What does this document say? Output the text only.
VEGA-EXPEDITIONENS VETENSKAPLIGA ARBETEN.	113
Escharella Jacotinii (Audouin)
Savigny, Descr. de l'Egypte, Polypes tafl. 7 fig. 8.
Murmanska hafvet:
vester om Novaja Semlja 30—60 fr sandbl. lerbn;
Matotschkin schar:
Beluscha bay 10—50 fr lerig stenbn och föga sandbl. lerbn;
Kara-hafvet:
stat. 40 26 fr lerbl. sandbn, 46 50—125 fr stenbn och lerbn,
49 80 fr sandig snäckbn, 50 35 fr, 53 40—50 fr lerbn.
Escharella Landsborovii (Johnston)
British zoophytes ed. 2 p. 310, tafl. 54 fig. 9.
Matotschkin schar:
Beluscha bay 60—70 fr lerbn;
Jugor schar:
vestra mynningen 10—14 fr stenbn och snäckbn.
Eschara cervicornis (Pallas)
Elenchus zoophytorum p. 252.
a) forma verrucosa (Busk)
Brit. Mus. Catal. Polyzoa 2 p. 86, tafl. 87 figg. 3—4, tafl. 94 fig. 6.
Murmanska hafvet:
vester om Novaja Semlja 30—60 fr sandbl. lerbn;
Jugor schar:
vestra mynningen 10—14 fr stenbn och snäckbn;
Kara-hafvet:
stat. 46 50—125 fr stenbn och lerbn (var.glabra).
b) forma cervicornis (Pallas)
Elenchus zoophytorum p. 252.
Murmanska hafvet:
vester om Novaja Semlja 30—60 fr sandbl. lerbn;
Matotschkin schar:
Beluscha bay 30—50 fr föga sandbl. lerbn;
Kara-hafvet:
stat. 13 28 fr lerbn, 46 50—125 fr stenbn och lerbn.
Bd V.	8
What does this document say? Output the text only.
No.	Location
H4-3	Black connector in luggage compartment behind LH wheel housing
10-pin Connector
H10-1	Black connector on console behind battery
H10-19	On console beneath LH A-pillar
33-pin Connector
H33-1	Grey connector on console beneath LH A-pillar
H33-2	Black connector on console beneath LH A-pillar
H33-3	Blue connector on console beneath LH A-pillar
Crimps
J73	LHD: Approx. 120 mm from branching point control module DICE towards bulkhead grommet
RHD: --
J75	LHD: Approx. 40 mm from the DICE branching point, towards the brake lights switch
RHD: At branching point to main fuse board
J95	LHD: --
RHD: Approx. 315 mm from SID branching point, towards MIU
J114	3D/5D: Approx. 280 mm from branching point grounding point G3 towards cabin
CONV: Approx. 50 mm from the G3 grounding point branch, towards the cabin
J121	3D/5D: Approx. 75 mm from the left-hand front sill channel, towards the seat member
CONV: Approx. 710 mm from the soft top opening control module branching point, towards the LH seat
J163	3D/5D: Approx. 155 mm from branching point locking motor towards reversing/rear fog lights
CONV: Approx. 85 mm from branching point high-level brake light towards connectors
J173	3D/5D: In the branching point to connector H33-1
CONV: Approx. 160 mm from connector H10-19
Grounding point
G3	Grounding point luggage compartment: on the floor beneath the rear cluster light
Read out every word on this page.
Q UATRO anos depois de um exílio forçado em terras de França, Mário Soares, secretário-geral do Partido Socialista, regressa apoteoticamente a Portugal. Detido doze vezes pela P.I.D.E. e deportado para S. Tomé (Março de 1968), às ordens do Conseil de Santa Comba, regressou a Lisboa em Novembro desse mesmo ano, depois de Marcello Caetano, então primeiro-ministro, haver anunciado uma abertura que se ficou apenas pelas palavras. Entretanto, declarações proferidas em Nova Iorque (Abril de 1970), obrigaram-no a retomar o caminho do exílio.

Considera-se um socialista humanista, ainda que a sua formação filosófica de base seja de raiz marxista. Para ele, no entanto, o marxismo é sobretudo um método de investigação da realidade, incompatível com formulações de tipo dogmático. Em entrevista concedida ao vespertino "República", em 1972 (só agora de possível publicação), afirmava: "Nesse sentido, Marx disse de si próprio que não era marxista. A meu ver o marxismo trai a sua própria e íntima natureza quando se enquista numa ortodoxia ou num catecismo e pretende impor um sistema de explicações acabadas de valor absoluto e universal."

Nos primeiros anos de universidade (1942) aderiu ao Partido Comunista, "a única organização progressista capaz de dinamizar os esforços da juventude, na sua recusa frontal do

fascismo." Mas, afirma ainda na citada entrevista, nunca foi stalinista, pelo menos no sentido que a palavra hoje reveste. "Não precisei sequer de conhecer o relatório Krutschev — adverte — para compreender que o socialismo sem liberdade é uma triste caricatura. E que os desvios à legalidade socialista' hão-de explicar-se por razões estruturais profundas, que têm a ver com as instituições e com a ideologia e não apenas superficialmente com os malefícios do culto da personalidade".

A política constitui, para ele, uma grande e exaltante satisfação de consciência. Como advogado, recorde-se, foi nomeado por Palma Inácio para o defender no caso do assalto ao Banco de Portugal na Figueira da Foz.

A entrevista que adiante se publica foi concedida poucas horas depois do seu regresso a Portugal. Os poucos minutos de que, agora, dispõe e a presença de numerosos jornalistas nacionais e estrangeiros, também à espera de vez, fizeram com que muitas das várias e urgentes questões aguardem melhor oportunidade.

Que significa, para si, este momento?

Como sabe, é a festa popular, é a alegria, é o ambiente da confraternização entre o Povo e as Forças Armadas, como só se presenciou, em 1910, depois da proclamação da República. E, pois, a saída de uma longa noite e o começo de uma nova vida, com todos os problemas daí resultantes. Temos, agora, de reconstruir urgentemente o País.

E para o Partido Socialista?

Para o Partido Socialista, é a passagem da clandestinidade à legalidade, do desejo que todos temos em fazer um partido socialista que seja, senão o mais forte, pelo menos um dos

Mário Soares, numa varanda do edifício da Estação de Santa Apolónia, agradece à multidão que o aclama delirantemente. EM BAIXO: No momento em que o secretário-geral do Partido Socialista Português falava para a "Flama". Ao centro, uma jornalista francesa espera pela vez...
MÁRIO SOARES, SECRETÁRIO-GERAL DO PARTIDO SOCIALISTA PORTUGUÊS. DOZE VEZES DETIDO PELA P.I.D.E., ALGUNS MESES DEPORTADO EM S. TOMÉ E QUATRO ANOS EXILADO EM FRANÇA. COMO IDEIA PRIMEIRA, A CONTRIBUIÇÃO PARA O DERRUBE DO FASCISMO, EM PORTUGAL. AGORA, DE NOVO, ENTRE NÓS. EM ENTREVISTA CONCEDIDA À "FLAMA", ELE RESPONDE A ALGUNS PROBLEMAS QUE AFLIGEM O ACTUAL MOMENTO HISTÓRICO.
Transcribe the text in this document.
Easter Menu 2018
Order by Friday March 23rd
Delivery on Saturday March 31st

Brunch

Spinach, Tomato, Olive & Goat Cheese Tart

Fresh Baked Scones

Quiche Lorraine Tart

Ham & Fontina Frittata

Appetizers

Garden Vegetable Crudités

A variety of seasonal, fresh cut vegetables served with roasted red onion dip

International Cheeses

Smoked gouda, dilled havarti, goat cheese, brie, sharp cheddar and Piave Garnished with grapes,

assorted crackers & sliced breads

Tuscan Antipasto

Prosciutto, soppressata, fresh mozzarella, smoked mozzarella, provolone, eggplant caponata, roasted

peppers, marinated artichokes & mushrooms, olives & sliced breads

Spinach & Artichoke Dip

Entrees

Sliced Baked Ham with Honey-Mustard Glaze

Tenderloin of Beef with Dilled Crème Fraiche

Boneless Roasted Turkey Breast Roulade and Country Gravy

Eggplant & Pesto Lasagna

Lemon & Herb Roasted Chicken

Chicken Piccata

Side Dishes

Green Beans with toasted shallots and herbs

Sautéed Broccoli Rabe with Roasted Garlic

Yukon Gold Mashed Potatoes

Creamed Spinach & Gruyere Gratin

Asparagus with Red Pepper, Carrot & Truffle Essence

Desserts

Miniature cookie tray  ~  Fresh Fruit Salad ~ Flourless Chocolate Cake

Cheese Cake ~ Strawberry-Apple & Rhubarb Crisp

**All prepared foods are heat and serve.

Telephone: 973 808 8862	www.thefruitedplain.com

════════════════════

Task to complete.
From the listing above, collect every line that mentions the word "behind".

Output below.
H4-3	Black connector in luggage compartment behind LH wheel housing
H10-1	Black connector on console behind battery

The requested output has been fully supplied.